» DO THIS: Each record below should appear again exactly as written.

» STORED DATA:
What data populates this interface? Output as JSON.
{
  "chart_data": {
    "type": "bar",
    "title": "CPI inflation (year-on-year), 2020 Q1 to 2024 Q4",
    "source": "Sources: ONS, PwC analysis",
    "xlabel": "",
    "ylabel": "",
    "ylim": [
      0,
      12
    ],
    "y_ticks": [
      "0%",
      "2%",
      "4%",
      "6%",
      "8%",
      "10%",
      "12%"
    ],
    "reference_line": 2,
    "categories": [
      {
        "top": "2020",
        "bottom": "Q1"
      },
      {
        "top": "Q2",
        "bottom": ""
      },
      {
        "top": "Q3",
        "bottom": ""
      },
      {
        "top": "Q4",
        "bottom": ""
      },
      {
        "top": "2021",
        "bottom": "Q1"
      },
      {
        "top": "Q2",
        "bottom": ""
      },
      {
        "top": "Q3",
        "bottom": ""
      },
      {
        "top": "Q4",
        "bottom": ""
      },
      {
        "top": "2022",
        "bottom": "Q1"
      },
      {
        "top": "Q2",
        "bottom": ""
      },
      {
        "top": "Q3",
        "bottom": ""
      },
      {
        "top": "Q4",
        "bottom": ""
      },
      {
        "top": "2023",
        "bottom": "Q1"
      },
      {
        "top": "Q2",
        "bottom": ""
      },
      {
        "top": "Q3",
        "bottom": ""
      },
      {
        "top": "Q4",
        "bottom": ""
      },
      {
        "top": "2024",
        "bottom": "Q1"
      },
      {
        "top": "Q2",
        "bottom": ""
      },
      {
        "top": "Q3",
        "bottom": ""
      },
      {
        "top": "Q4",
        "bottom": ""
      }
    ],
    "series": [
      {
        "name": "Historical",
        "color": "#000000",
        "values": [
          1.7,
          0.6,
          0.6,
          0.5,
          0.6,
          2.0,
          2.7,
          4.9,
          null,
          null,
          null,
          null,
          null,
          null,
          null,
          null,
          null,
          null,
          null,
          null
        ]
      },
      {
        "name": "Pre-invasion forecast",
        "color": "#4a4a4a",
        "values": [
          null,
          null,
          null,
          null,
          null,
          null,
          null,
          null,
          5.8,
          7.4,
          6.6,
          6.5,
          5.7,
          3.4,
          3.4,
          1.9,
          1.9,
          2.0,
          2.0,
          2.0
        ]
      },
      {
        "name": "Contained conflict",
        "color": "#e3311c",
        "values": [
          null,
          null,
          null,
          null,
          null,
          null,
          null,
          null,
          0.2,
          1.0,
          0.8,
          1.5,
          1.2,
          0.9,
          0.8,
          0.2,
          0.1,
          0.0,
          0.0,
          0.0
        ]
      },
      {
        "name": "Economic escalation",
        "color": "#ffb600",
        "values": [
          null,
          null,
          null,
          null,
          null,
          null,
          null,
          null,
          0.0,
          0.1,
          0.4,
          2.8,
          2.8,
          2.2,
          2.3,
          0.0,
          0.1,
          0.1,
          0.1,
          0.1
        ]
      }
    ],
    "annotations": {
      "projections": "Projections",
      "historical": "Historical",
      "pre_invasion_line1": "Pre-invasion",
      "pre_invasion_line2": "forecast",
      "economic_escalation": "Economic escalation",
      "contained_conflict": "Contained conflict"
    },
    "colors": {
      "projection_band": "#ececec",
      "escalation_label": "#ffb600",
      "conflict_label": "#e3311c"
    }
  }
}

» FINAL RESULT:
What data populates this interface? Output as JSON.
{
  "chart_data": {
    "type": "bar",
    "title": "CPI inflation (year-on-year), 2020 Q1 to 2024 Q4",
    "source": "Sources: ONS, PwC analysis",
    "xlabel": "",
    "ylabel": "",
    "ylim": [
      0,
      12
    ],
    "y_ticks": [
      "0%",
      "2%",
      "4%",
      "6%",
      "8%",
      "10%",
      "12%"
    ],
    "reference_line": 2,
    "categories": [
      {
        "top": "2020",
        "bottom": "Q1"
      },
      {
        "top": "Q2",
        "bottom": ""
      },
      {
        "top": "Q3",
        "bottom": ""
      },
      {
        "top": "Q4",
        "bottom": ""
      },
      {
        "top": "2021",
        "bottom": "Q1"
      },
      {
        "top": "Q2",
        "bottom": ""
      },
      {
        "top": "Q3",
        "bottom": ""
      },
      {
        "top": "Q4",
        "bottom": ""
      },
      {
        "top": "2022",
        "bottom": "Q1"
      },
      {
        "top": "Q2",
        "bottom": ""
      },
      {
        "top": "Q3",
        "bottom": ""
      },
      {
        "top": "Q4",
        "bottom": ""
      },
      {
        "top": "2023",
        "bottom": "Q1"
      },
      {
        "top": "Q2",
        "bottom": ""
      },
      {
        "top": "Q3",
        "bottom": ""
      },
      {
        "top": "Q4",
        "bottom": ""
      },
      {
        "top": "2024",
        "bottom": "Q1"
      },
      {
        "top": "Q2",
        "bottom": ""
      },
      {
        "top": "Q3",
        "bottom": ""
      },
      {
        "top": "Q4",
        "bottom": ""
      }
    ],
    "series": [
      {
        "name": "Historical",
        "color": "#000000",
        "values": [
          1.7,
          0.6,
          0.6,
          0.5,
          0.6,
          2.0,
          2.7,
          4.9,
          null,
          null,
          null,
          null,
          null,
          null,
          null,
          null,
          null,
          null,
          null,
          null
        ]
      },
      {
        "name": "Pre-invasion forecast",
        "color": "#4a4a4a",
        "values": [
          null,
          null,
          null,
          null,
          null,
          null,
          null,
          null,
          5.8,
          7.4,
          6.6,
          6.5,
          5.7,
          3.4,
          3.4,
          1.9,
          1.9,
          2.0,
          2.0,
          2.0
        ]
      },
      {
        "name": "Contained conflict",
        "color": "#e3311c",
        "values": [
          null,
          null,
          null,
          null,
          null,
          null,
          null,
          null,
          0.2,
          1.0,
          0.8,
          1.5,
          1.2,
          0.9,
          0.8,
          0.2,
          0.1,
          0.0,
          0.0,
          0.0
        ]
      },
      {
        "name": "Economic escalation",
        "color": "#ffb600",
        "values": [
          null,
          null,
          null,
          null,
          null,
          null,
          null,
          null,
          0.0,
          0.1,
          0.4,
          2.8,
          2.8,
          2.2,
          2.3,
          0.0,
          0.1,
          0.1,
          0.1,
          0.1
        ]
      }
    ],
    "annotations": {
      "projections": "Projections",
      "historical": "Historical",
      "pre_invasion_line1": "Pre-invasion",
      "pre_invasion_line2": "forecast",
      "economic_escalation": "Economic escalation",
      "contained_conflict": "Contained conflict"
    },
    "colors": {
      "projection_band": "#ececec",
      "escalation_label": "#ffb600",
      "conflict_label": "#e3311c"
    }
  }
}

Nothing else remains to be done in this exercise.